This is the context of the June summit, and the reason it generated so much interest among Korean working people. During the presidential summit students in the south reportedly celebrated the talks by hanging north Korean flags in defiance of Seoul's laws.  
 
Signs of economic recovery in north
Seoul and Washington also had to adjust their political stance as reports testify that north Korea has survived the crisis and food shortages of the early 1990s. The north's "economy is believed to have grown slightly," according to the New York Times.

In the early 1990s north Korea's agricultural and industrial resources were hit by devastating floods and tidal coastal waves, and an energy shortage which caused periodic heating cutoffs. The country also suffered from the impact of capitalist depression conditions in southeast Asia in the mid-1990s, and from an abrupt halt to oil imports after the breakup of the Soviet Union--a major trading partner--at the opening of the 1990s. Grain production fell by more than half through the early years of the decade.

In the face of food shortages Pyongyang appealed for international food aid. Washington seized on this as a means of pressuring the workers state, sabotaging, and withholding United Nations food relief.

Despite the enormous strains these calamities imposed on working people in the north, the imperialists' hope that the workers state would "implode" has faded. "There is no popular uprising against the Communist government in the North," wrote journalist David Sanger in a June 16 New York Times commentary. "They'll break even [in 1999]," said an unnamed U.S. official in January.

North Korea has made some progress on the world diplomatic stage in recent years as well. Diplomatic relations have been established with Rome, and discussions with the governments of Japan and Australia have been occurring.

On June 13, in an attempt to cool down tensions, Pyongyang switched off loudspeakers on its side of the DMZ. Three days later Seoul reciprocated. In line with the June 15 agreement, north Korea's Red Cross Society has contacted its southern counterpart to seek talks on reuniting families. Many families were split up by the division of the country in 1953.

A visit by U.S. secretary of state Madeleine Albright to China and south Korea was announced immediately following the summit's conclusion. Albright will "focus on Korean developments," said government officials.

Source data:
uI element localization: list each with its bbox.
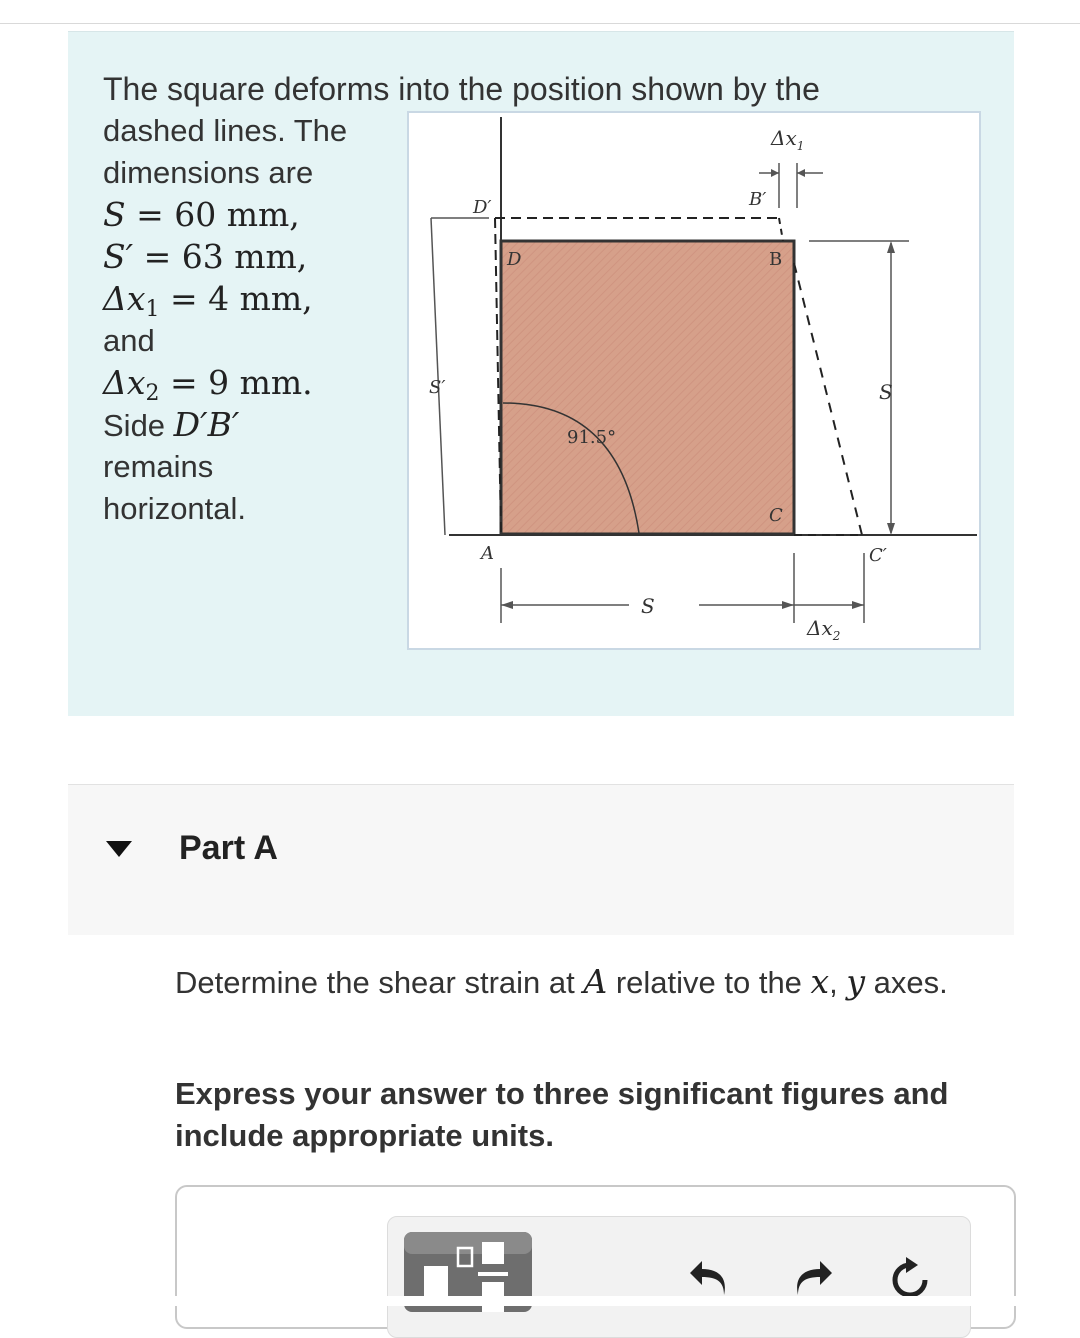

What this task involves: From the article on north Korea above, transcribe the stretch from "Despite the enormous" through "have been occurring.".

Task response:
Despite the enormous strains these calamities imposed on working people in the north, the imperialists' hope that the workers state would "implode" has faded. "There is no popular uprising against the Communist government in the North," wrote journalist David Sanger in a June 16 New York Times commentary. "They'll break even [in 1999]," said an unnamed U.S. official in January.

North Korea has made some progress on the world diplomatic stage in recent years as well. Diplomatic relations have been established with Rome, and discussions with the governments of Japan and Australia have been occurring.